JOB: Images do not belong in the copy. Retype all the entries below exactly.

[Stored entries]
# # # #
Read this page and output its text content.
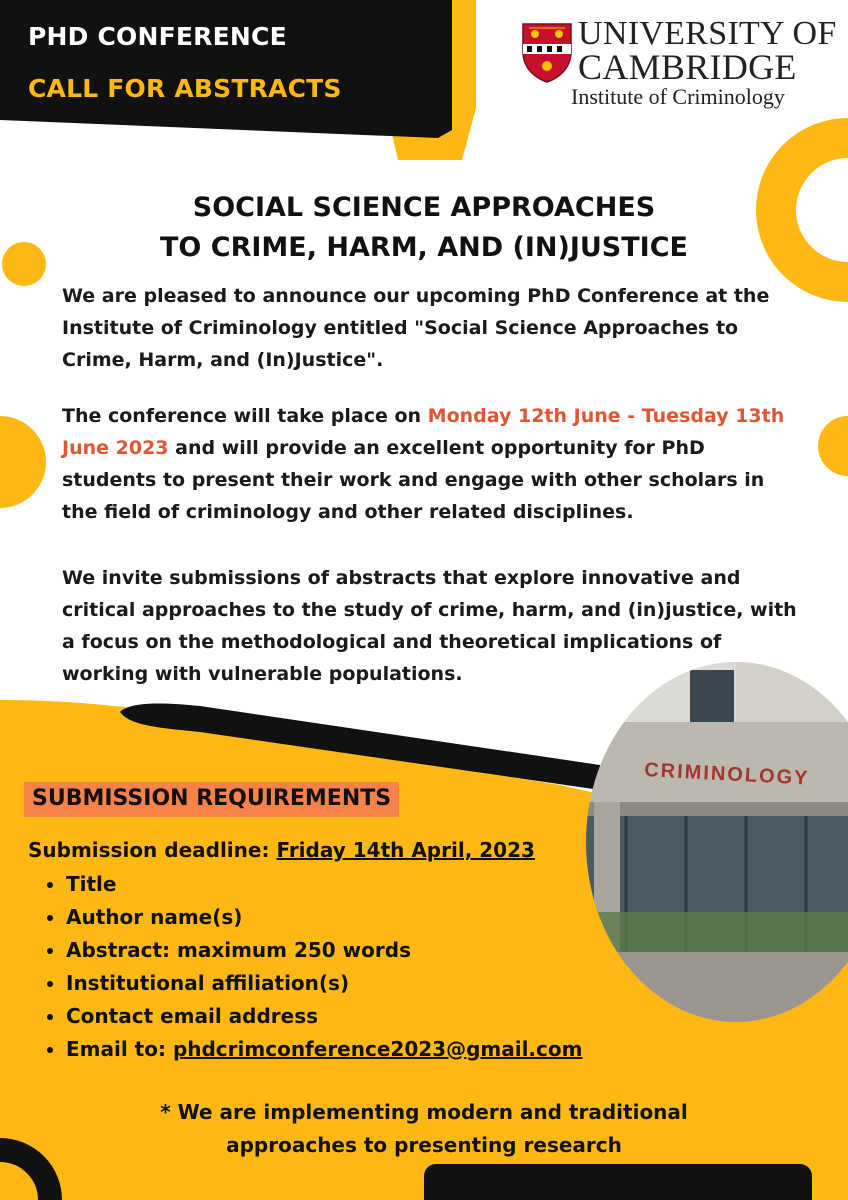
PHD CONFERENCE
CALL FOR ABSTRACTS
UNIVERSITY OF
CAMBRIDGE
Institute of Criminology
SOCIAL SCIENCE APPROACHES
TO CRIME, HARM, AND (IN)JUSTICE

We are pleased to announce our upcoming PhD Conference at the Institute of Criminology entitled "Social Science Approaches to Crime, Harm, and (In)Justice".

The conference will take place on Monday 12th June - Tuesday 13th June 2023 and will provide an excellent opportunity for PhD students to present their work and engage with other scholars in the field of criminology and other related disciplines.

We invite submissions of abstracts that explore innovative and critical approaches to the study of crime, harm, and (in)justice, with a focus on the methodological and theoretical implications of working with vulnerable populations.

CRIMINOLOGY
SUBMISSION REQUIREMENTS
Submission deadline: Friday 14th April, 2023
• Title
• Author name(s)
• Abstract: maximum 250 words
• Institutional affiliation(s)
• Contact email address
• Email to: phdcrimconference2023@gmail.com
* We are implementing modern and traditional
approaches to presenting research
# # # #
RESPONSE TO THIS TASK:
Read this page and output its text content.
PHD CONFERENCE
CALL FOR ABSTRACTS
UNIVERSITY OF
CAMBRIDGE
Institute of Criminology
SOCIAL SCIENCE APPROACHES
TO CRIME, HARM, AND (IN)JUSTICE

We are pleased to announce our upcoming PhD Conference at the Institute of Criminology entitled "Social Science Approaches to Crime, Harm, and (In)Justice".

The conference will take place on Monday 12th June - Tuesday 13th June 2023 and will provide an excellent opportunity for PhD students to present their work and engage with other scholars in the field of criminology and other related disciplines.

We invite submissions of abstracts that explore innovative and critical approaches to the study of crime, harm, and (in)justice, with a focus on the methodological and theoretical implications of working with vulnerable populations.

CRIMINOLOGY
SUBMISSION REQUIREMENTS
Submission deadline: Friday 14th April, 2023
• Title
• Author name(s)
• Abstract: maximum 250 words
• Institutional affiliation(s)
• Contact email address
• Email to: phdcrimconference2023@gmail.com
* We are implementing modern and traditional
approaches to presenting research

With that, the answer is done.